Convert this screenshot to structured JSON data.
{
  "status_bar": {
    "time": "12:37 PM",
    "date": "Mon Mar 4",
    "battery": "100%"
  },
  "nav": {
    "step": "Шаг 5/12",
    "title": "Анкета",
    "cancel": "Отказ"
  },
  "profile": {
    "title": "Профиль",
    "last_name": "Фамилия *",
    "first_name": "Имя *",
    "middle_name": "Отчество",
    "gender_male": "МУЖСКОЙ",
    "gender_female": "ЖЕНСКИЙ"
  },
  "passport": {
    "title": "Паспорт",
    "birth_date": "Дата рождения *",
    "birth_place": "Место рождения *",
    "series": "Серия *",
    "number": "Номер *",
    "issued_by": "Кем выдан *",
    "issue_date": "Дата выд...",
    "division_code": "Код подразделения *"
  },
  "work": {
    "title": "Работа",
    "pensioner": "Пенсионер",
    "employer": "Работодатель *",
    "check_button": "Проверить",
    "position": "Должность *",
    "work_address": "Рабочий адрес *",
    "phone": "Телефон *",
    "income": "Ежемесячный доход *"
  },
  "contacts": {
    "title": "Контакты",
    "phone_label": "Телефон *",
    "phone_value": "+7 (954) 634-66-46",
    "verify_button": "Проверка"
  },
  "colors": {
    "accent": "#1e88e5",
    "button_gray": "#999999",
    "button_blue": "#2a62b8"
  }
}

· · ·

### INSTRUCTIONS TO FOLLOW
Write out all of the records once more, exactly.

### OUTPUT
Convert this screenshot to structured JSON data.
{
  "status_bar": {
    "time": "12:37 PM",
    "date": "Mon Mar 4",
    "battery": "100%"
  },
  "nav": {
    "step": "Шаг 5/12",
    "title": "Анкета",
    "cancel": "Отказ"
  },
  "profile": {
    "title": "Профиль",
    "last_name": "Фамилия *",
    "first_name": "Имя *",
    "middle_name": "Отчество",
    "gender_male": "МУЖСКОЙ",
    "gender_female": "ЖЕНСКИЙ"
  },
  "passport": {
    "title": "Паспорт",
    "birth_date": "Дата рождения *",
    "birth_place": "Место рождения *",
    "series": "Серия *",
    "number": "Номер *",
    "issued_by": "Кем выдан *",
    "issue_date": "Дата выд...",
    "division_code": "Код подразделения *"
  },
  "work": {
    "title": "Работа",
    "pensioner": "Пенсионер",
    "employer": "Работодатель *",
    "check_button": "Проверить",
    "position": "Должность *",
    "work_address": "Рабочий адрес *",
    "phone": "Телефон *",
    "income": "Ежемесячный доход *"
  },
  "contacts": {
    "title": "Контакты",
    "phone_label": "Телефон *",
    "phone_value": "+7 (954) 634-66-46",
    "verify_button": "Проверка"
  },
  "colors": {
    "accent": "#1e88e5",
    "button_gray": "#999999",
    "button_blue": "#2a62b8"
  }
}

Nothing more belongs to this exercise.